Aim -> Extract every entry word for word.

Task material ->
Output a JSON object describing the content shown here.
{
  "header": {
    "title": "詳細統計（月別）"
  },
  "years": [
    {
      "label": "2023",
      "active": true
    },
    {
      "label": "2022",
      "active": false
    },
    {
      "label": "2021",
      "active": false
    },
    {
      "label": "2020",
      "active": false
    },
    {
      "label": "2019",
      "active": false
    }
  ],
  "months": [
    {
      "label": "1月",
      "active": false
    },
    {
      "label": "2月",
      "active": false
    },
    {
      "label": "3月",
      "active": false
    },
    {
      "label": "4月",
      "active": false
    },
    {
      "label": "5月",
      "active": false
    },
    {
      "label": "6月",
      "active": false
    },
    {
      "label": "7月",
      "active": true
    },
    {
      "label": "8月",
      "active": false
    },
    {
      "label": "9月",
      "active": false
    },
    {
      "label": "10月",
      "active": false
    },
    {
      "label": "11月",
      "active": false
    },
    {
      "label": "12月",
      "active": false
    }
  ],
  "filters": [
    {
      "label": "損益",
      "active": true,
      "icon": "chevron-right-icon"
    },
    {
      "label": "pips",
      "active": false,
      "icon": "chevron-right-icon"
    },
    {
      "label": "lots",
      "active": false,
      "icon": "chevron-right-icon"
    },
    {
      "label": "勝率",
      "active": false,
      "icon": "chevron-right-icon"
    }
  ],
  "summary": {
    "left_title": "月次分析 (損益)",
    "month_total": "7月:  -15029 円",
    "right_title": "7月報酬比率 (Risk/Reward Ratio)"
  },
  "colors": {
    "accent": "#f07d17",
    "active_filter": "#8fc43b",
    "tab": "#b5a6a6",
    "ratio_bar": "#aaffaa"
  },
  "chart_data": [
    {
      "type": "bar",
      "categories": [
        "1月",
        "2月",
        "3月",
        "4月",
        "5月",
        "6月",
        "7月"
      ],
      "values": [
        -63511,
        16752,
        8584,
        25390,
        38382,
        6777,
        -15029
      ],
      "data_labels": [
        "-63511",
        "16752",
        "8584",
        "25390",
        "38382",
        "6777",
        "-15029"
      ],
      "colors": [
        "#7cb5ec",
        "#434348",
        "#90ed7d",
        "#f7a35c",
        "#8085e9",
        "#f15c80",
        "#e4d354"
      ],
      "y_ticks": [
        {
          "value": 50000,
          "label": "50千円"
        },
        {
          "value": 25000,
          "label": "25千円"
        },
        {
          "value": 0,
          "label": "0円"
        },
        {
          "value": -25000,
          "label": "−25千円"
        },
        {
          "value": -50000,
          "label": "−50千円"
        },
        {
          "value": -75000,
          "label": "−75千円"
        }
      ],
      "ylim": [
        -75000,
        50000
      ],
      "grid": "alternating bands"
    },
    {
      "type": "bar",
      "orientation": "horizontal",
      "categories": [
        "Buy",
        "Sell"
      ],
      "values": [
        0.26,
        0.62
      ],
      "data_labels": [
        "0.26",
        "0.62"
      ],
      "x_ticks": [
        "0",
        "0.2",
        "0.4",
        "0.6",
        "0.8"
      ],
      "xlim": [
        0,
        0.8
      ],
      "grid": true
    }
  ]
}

Output below ->
Output a JSON object describing the content shown here.
{
  "header": {
    "title": "詳細統計（月別）"
  },
  "years": [
    {
      "label": "2023",
      "active": true
    },
    {
      "label": "2022",
      "active": false
    },
    {
      "label": "2021",
      "active": false
    },
    {
      "label": "2020",
      "active": false
    },
    {
      "label": "2019",
      "active": false
    }
  ],
  "months": [
    {
      "label": "1月",
      "active": false
    },
    {
      "label": "2月",
      "active": false
    },
    {
      "label": "3月",
      "active": false
    },
    {
      "label": "4月",
      "active": false
    },
    {
      "label": "5月",
      "active": false
    },
    {
      "label": "6月",
      "active": false
    },
    {
      "label": "7月",
      "active": true
    },
    {
      "label": "8月",
      "active": false
    },
    {
      "label": "9月",
      "active": false
    },
    {
      "label": "10月",
      "active": false
    },
    {
      "label": "11月",
      "active": false
    },
    {
      "label": "12月",
      "active": false
    }
  ],
  "filters": [
    {
      "label": "損益",
      "active": true,
      "icon": "chevron-right-icon"
    },
    {
      "label": "pips",
      "active": false,
      "icon": "chevron-right-icon"
    },
    {
      "label": "lots",
      "active": false,
      "icon": "chevron-right-icon"
    },
    {
      "label": "勝率",
      "active": false,
      "icon": "chevron-right-icon"
    }
  ],
  "summary": {
    "left_title": "月次分析 (損益)",
    "month_total": "7月:  -15029 円",
    "right_title": "7月報酬比率 (Risk/Reward Ratio)"
  },
  "colors": {
    "accent": "#f07d17",
    "active_filter": "#8fc43b",
    "tab": "#b5a6a6",
    "ratio_bar": "#aaffaa"
  },
  "chart_data": [
    {
      "type": "bar",
      "categories": [
        "1月",
        "2月",
        "3月",
        "4月",
        "5月",
        "6月",
        "7月"
      ],
      "values": [
        -63511,
        16752,
        8584,
        25390,
        38382,
        6777,
        -15029
      ],
      "data_labels": [
        "-63511",
        "16752",
        "8584",
        "25390",
        "38382",
        "6777",
        "-15029"
      ],
      "colors": [
        "#7cb5ec",
        "#434348",
        "#90ed7d",
        "#f7a35c",
        "#8085e9",
        "#f15c80",
        "#e4d354"
      ],
      "y_ticks": [
        {
          "value": 50000,
          "label": "50千円"
        },
        {
          "value": 25000,
          "label": "25千円"
        },
        {
          "value": 0,
          "label": "0円"
        },
        {
          "value": -25000,
          "label": "−25千円"
        },
        {
          "value": -50000,
          "label": "−50千円"
        },
        {
          "value": -75000,
          "label": "−75千円"
        }
      ],
      "ylim": [
        -75000,
        50000
      ],
      "grid": "alternating bands"
    },
    {
      "type": "bar",
      "orientation": "horizontal",
      "categories": [
        "Buy",
        "Sell"
      ],
      "values": [
        0.26,
        0.62
      ],
      "data_labels": [
        "0.26",
        "0.62"
      ],
      "x_ticks": [
        "0",
        "0.2",
        "0.4",
        "0.6",
        "0.8"
      ],
      "xlim": [
        0,
        0.8
      ],
      "grid": true
    }
  ]
}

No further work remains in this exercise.